--- begin ---

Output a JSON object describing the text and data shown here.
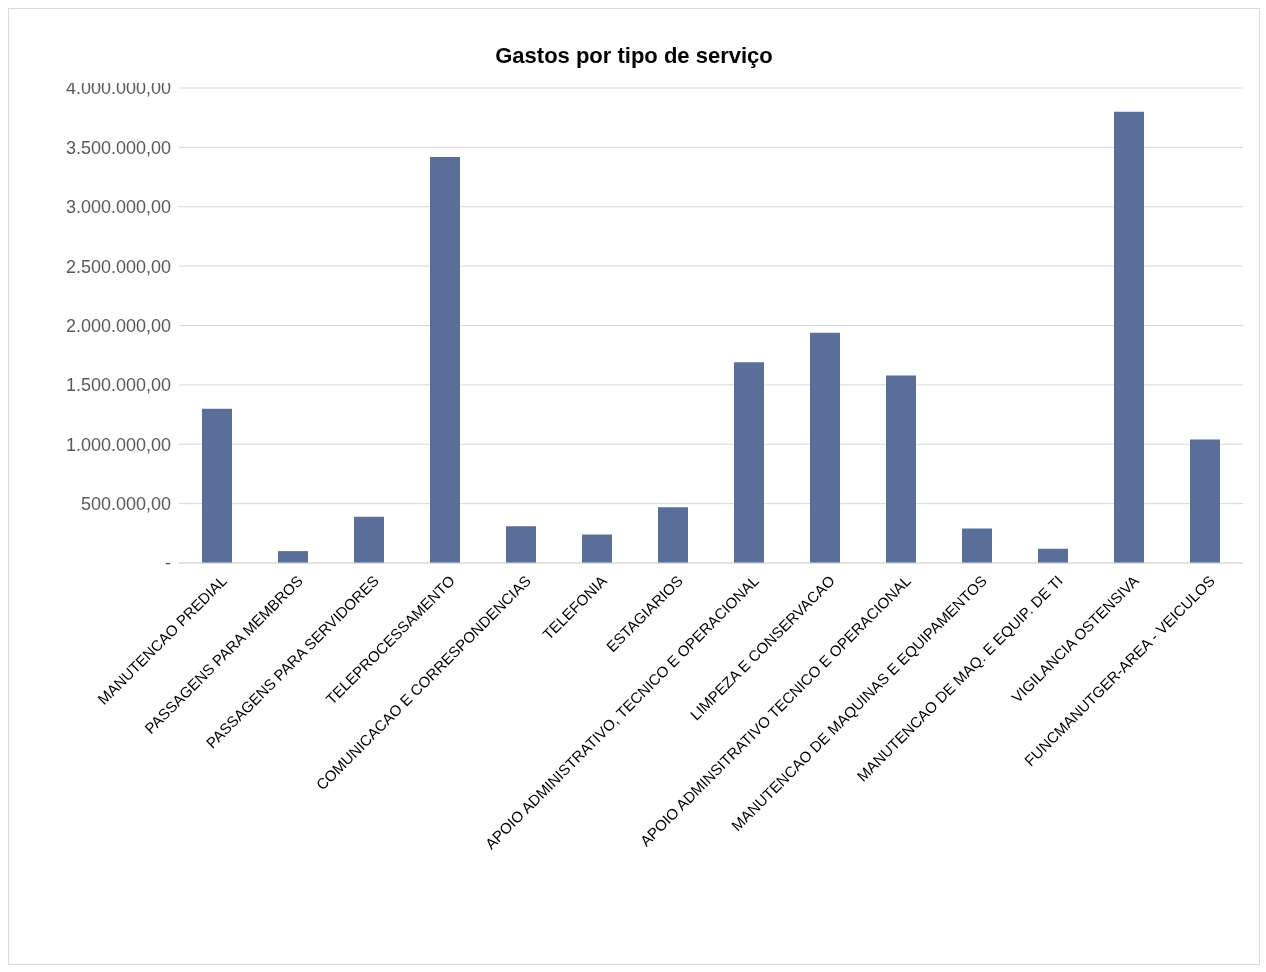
{
  "chart_data": {
    "type": "bar",
    "title": "Gastos por tipo de serviço",
    "categories": [
      "MANUTENCAO PREDIAL",
      "PASSAGENS PARA MEMBROS",
      "PASSAGENS PARA SERVIDORES",
      "TELEPROCESSAMENTO",
      "COMUNICACAO E CORRESPONDENCIAS",
      "TELEFONIA",
      "ESTAGIARIOS",
      "APOIO ADMINISTRATIVO, TECNICO E OPERACIONAL",
      "LIMPEZA E CONSERVACAO",
      "APOIO ADMINSITRATIVO TECNICO E OPERACIONAL",
      "MANUTENCAO DE MAQUINAS E EQUIPAMENTOS",
      "MANUTENCAO DE MAQ. E EQUIP. DE TI",
      "VIGILANCIA OSTENSIVA",
      "FUNCMANUTGER-AREA - VEICULOS"
    ],
    "values": [
      1300000,
      100000,
      390000,
      3420000,
      310000,
      240000,
      470000,
      1690000,
      1940000,
      1580000,
      290000,
      120000,
      3800000,
      1040000
    ],
    "color": "#5a6e9a",
    "ylim": [
      0,
      4000000
    ],
    "yticks": [
      {
        "value": 0,
        "label": "-"
      },
      {
        "value": 500000,
        "label": "500.000,00"
      },
      {
        "value": 1000000,
        "label": "1.000.000,00"
      },
      {
        "value": 1500000,
        "label": "1.500.000,00"
      },
      {
        "value": 2000000,
        "label": "2.000.000,00"
      },
      {
        "value": 2500000,
        "label": "2.500.000,00"
      },
      {
        "value": 3000000,
        "label": "3.000.000,00"
      },
      {
        "value": 3500000,
        "label": "3.500.000,00"
      },
      {
        "value": 4000000,
        "label": "4.000.000,00"
      }
    ],
    "grid": "y"
  }
}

--- end ---

| Work to be completed |
Quote the material in full and exactly; do not carry over its pictures.

| Solution for this exercise |
Output a JSON object describing the text and data shown here.
{
  "chart_data": {
    "type": "bar",
    "title": "Gastos por tipo de serviço",
    "categories": [
      "MANUTENCAO PREDIAL",
      "PASSAGENS PARA MEMBROS",
      "PASSAGENS PARA SERVIDORES",
      "TELEPROCESSAMENTO",
      "COMUNICACAO E CORRESPONDENCIAS",
      "TELEFONIA",
      "ESTAGIARIOS",
      "APOIO ADMINISTRATIVO, TECNICO E OPERACIONAL",
      "LIMPEZA E CONSERVACAO",
      "APOIO ADMINSITRATIVO TECNICO E OPERACIONAL",
      "MANUTENCAO DE MAQUINAS E EQUIPAMENTOS",
      "MANUTENCAO DE MAQ. E EQUIP. DE TI",
      "VIGILANCIA OSTENSIVA",
      "FUNCMANUTGER-AREA - VEICULOS"
    ],
    "values": [
      1300000,
      100000,
      390000,
      3420000,
      310000,
      240000,
      470000,
      1690000,
      1940000,
      1580000,
      290000,
      120000,
      3800000,
      1040000
    ],
    "color": "#5a6e9a",
    "ylim": [
      0,
      4000000
    ],
    "yticks": [
      {
        "value": 0,
        "label": "-"
      },
      {
        "value": 500000,
        "label": "500.000,00"
      },
      {
        "value": 1000000,
        "label": "1.000.000,00"
      },
      {
        "value": 1500000,
        "label": "1.500.000,00"
      },
      {
        "value": 2000000,
        "label": "2.000.000,00"
      },
      {
        "value": 2500000,
        "label": "2.500.000,00"
      },
      {
        "value": 3000000,
        "label": "3.000.000,00"
      },
      {
        "value": 3500000,
        "label": "3.500.000,00"
      },
      {
        "value": 4000000,
        "label": "4.000.000,00"
      }
    ],
    "grid": "y"
  }
}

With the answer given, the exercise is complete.